> [Problem] Set all the material down again unchanged, without the pictures.

[Stored data entries]
== == ==

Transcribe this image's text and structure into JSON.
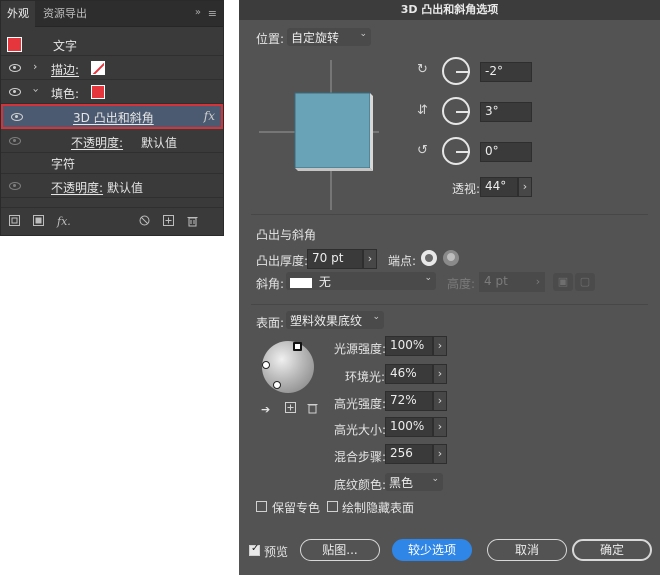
{
  "appearance": {
    "tabs": [
      "外观",
      "资源导出"
    ],
    "collapse_glyph": "»",
    "menu_glyph": "≡",
    "rows": {
      "object_label": "文字",
      "stroke_label": "描边:",
      "fill_label": "填色:",
      "effect_label": "3D 凸出和斜角",
      "effect_fx": "fx",
      "fill_opacity_label": "不透明度:",
      "fill_opacity_value": "默认值",
      "char_label": "字符",
      "opacity_label": "不透明度:",
      "opacity_value": "默认值"
    },
    "fx_glyph": "fx."
  },
  "dialog": {
    "title": "3D 凸出和斜角选项",
    "position_label": "位置:",
    "position_value": "自定旋转",
    "rotation": {
      "x": "-2°",
      "y": "3°",
      "z": "0°"
    },
    "perspective_label": "透视:",
    "perspective_value": "44°",
    "extrude_section": "凸出与斜角",
    "extrude_depth_label": "凸出厚度:",
    "extrude_depth_value": "70 pt",
    "cap_label": "端点:",
    "bevel_label": "斜角:",
    "bevel_value": "无",
    "height_label": "高度:",
    "height_value": "4 pt",
    "surface_label": "表面:",
    "surface_value": "塑料效果底纹",
    "light_intensity_label": "光源强度:",
    "light_intensity_value": "100%",
    "ambient_label": "环境光:",
    "ambient_value": "46%",
    "highlight_intensity_label": "高光强度:",
    "highlight_intensity_value": "72%",
    "highlight_size_label": "高光大小:",
    "highlight_size_value": "100%",
    "blend_steps_label": "混合步骤:",
    "blend_steps_value": "256",
    "shading_color_label": "底纹颜色:",
    "shading_color_value": "黑色",
    "preserve_spot_label": "保留专色",
    "draw_hidden_label": "绘制隐藏表面",
    "preview_label": "预览",
    "map_button": "贴图...",
    "fewer_options_button": "较少选项",
    "cancel_button": "取消",
    "ok_button": "确定"
  },
  "colors": {
    "accent_red": "#e5363d",
    "cube_face": "#69a3b8",
    "primary_button": "#2f86e6"
  }
}
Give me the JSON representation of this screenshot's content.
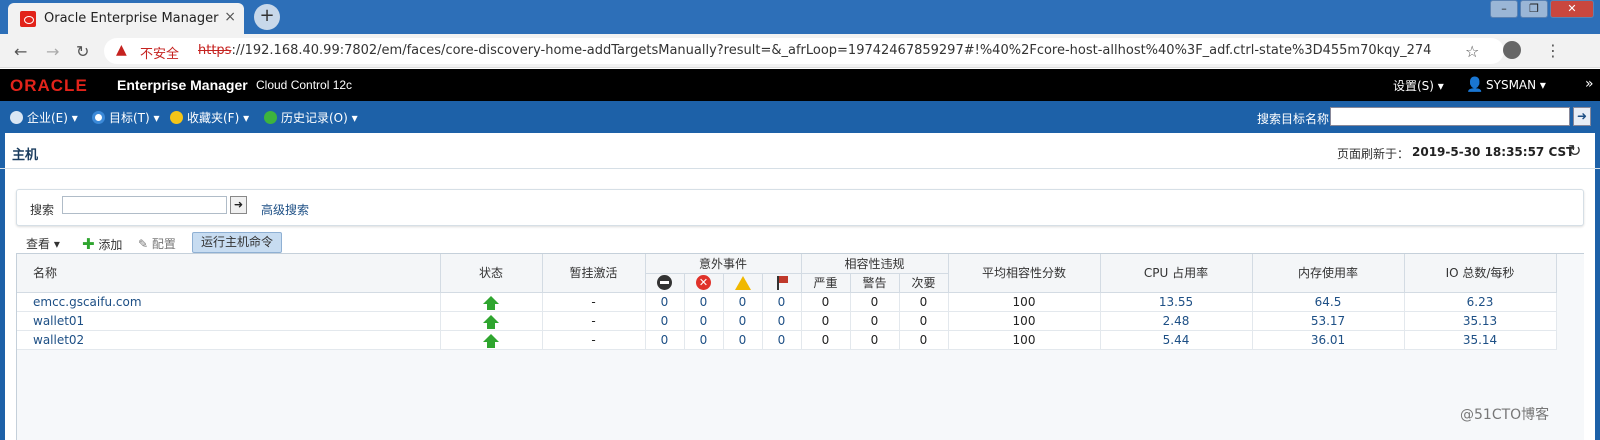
{
  "browser": {
    "tab_title": "Oracle Enterprise Manager",
    "tab_close": "×",
    "new_tab": "+",
    "insecure_label": "不安全",
    "url_scheme": "https",
    "url_rest": "://192.168.40.99:7802/em/faces/core-discovery-home-addTargetsManually?result=&_afrLoop=19742467859297#!%40%2Fcore-host-allhost%40%3F_adf.ctrl-state%3D455m70kqy_274"
  },
  "header": {
    "logo": "ORACLE",
    "product": "Enterprise Manager",
    "edition": "Cloud Control 12c",
    "settings": "设置(S) ▾",
    "user": "SYSMAN ▾",
    "expand": "»"
  },
  "menubar": {
    "items": [
      "企业(E) ▾",
      "目标(T) ▾",
      "收藏夹(F) ▾",
      "历史记录(O) ▾"
    ],
    "search_label": "搜索目标名称",
    "search_go": "➜"
  },
  "page": {
    "title": "主机",
    "refresh_label": "页面刷新于：",
    "refresh_time": "2019-5-30 18:35:57 CST"
  },
  "search": {
    "label": "搜索",
    "go": "➜",
    "advanced": "高级搜索"
  },
  "toolbar": {
    "view": "查看 ▾",
    "add": "添加",
    "configure": "配置",
    "run_host_command": "运行主机命令"
  },
  "table": {
    "headers": {
      "name": "名称",
      "status": "状态",
      "blackout": "暂挂激活",
      "incidents": "意外事件",
      "compliance_violations": "相容性违规",
      "critical": "严重",
      "warning": "警告",
      "minor": "次要",
      "avg_compliance_score": "平均相容性分数",
      "cpu_util": "CPU 占用率",
      "mem_util": "内存使用率",
      "io_per_sec": "IO 总数/每秒"
    },
    "rows": [
      {
        "name": "emcc.gscaifu.com",
        "status": "up",
        "blackout": "-",
        "inc_fatal": "0",
        "inc_critical": "0",
        "inc_warning": "0",
        "inc_escalated": "0",
        "cv_critical": "0",
        "cv_warning": "0",
        "cv_minor": "0",
        "score": "100",
        "cpu": "13.55",
        "mem": "64.5",
        "io": "6.23"
      },
      {
        "name": "wallet01",
        "status": "up",
        "blackout": "-",
        "inc_fatal": "0",
        "inc_critical": "0",
        "inc_warning": "0",
        "inc_escalated": "0",
        "cv_critical": "0",
        "cv_warning": "0",
        "cv_minor": "0",
        "score": "100",
        "cpu": "2.48",
        "mem": "53.17",
        "io": "35.13"
      },
      {
        "name": "wallet02",
        "status": "up",
        "blackout": "-",
        "inc_fatal": "0",
        "inc_critical": "0",
        "inc_warning": "0",
        "inc_escalated": "0",
        "cv_critical": "0",
        "cv_warning": "0",
        "cv_minor": "0",
        "score": "100",
        "cpu": "5.44",
        "mem": "36.01",
        "io": "35.14"
      }
    ]
  },
  "watermark": "@51CTO博客"
}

== == ==

> [Finished answer]
Transcribe this image's text and structure into JSON.
{
  "appearance": {
    "tabs": [
      "外观",
      "资源导出"
    ],
    "collapse_glyph": "»",
    "menu_glyph": "≡",
    "rows": {
      "object_label": "文字",
      "stroke_label": "描边:",
      "fill_label": "填色:",
      "effect_label": "3D 凸出和斜角",
      "effect_fx": "fx",
      "fill_opacity_label": "不透明度:",
      "fill_opacity_value": "默认值",
      "char_label": "字符",
      "opacity_label": "不透明度:",
      "opacity_value": "默认值"
    },
    "fx_glyph": "fx."
  },
  "dialog": {
    "title": "3D 凸出和斜角选项",
    "position_label": "位置:",
    "position_value": "自定旋转",
    "rotation": {
      "x": "-2°",
      "y": "3°",
      "z": "0°"
    },
    "perspective_label": "透视:",
    "perspective_value": "44°",
    "extrude_section": "凸出与斜角",
    "extrude_depth_label": "凸出厚度:",
    "extrude_depth_value": "70 pt",
    "cap_label": "端点:",
    "bevel_label": "斜角:",
    "bevel_value": "无",
    "height_label": "高度:",
    "height_value": "4 pt",
    "surface_label": "表面:",
    "surface_value": "塑料效果底纹",
    "light_intensity_label": "光源强度:",
    "light_intensity_value": "100%",
    "ambient_label": "环境光:",
    "ambient_value": "46%",
    "highlight_intensity_label": "高光强度:",
    "highlight_intensity_value": "72%",
    "highlight_size_label": "高光大小:",
    "highlight_size_value": "100%",
    "blend_steps_label": "混合步骤:",
    "blend_steps_value": "256",
    "shading_color_label": "底纹颜色:",
    "shading_color_value": "黑色",
    "preserve_spot_label": "保留专色",
    "draw_hidden_label": "绘制隐藏表面",
    "preview_label": "预览",
    "map_button": "贴图...",
    "fewer_options_button": "较少选项",
    "cancel_button": "取消",
    "ok_button": "确定"
  },
  "colors": {
    "accent_red": "#e5363d",
    "cube_face": "#69a3b8",
    "primary_button": "#2f86e6"
  }
}
Give me the JSON representation of this screenshot's content.
{
  "browser": {
    "tab_title": "Oracle Enterprise Manager",
    "tab_close": "×",
    "new_tab": "+",
    "insecure_label": "不安全",
    "url_scheme": "https",
    "url_rest": "://192.168.40.99:7802/em/faces/core-discovery-home-addTargetsManually?result=&_afrLoop=19742467859297#!%40%2Fcore-host-allhost%40%3F_adf.ctrl-state%3D455m70kqy_274"
  },
  "header": {
    "logo": "ORACLE",
    "product": "Enterprise Manager",
    "edition": "Cloud Control 12c",
    "settings": "设置(S) ▾",
    "user": "SYSMAN ▾",
    "expand": "»"
  },
  "menubar": {
    "items": [
      "企业(E) ▾",
      "目标(T) ▾",
      "收藏夹(F) ▾",
      "历史记录(O) ▾"
    ],
    "search_label": "搜索目标名称",
    "search_go": "➜"
  },
  "page": {
    "title": "主机",
    "refresh_label": "页面刷新于：",
    "refresh_time": "2019-5-30 18:35:57 CST"
  },
  "search": {
    "label": "搜索",
    "go": "➜",
    "advanced": "高级搜索"
  },
  "toolbar": {
    "view": "查看 ▾",
    "add": "添加",
    "configure": "配置",
    "run_host_command": "运行主机命令"
  },
  "table": {
    "headers": {
      "name": "名称",
      "status": "状态",
      "blackout": "暂挂激活",
      "incidents": "意外事件",
      "compliance_violations": "相容性违规",
      "critical": "严重",
      "warning": "警告",
      "minor": "次要",
      "avg_compliance_score": "平均相容性分数",
      "cpu_util": "CPU 占用率",
      "mem_util": "内存使用率",
      "io_per_sec": "IO 总数/每秒"
    },
    "rows": [
      {
        "name": "emcc.gscaifu.com",
        "status": "up",
        "blackout": "-",
        "inc_fatal": "0",
        "inc_critical": "0",
        "inc_warning": "0",
        "inc_escalated": "0",
        "cv_critical": "0",
        "cv_warning": "0",
        "cv_minor": "0",
        "score": "100",
        "cpu": "13.55",
        "mem": "64.5",
        "io": "6.23"
      },
      {
        "name": "wallet01",
        "status": "up",
        "blackout": "-",
        "inc_fatal": "0",
        "inc_critical": "0",
        "inc_warning": "0",
        "inc_escalated": "0",
        "cv_critical": "0",
        "cv_warning": "0",
        "cv_minor": "0",
        "score": "100",
        "cpu": "2.48",
        "mem": "53.17",
        "io": "35.13"
      },
      {
        "name": "wallet02",
        "status": "up",
        "blackout": "-",
        "inc_fatal": "0",
        "inc_critical": "0",
        "inc_warning": "0",
        "inc_escalated": "0",
        "cv_critical": "0",
        "cv_warning": "0",
        "cv_minor": "0",
        "score": "100",
        "cpu": "5.44",
        "mem": "36.01",
        "io": "35.14"
      }
    ]
  },
  "watermark": "@51CTO博客"
}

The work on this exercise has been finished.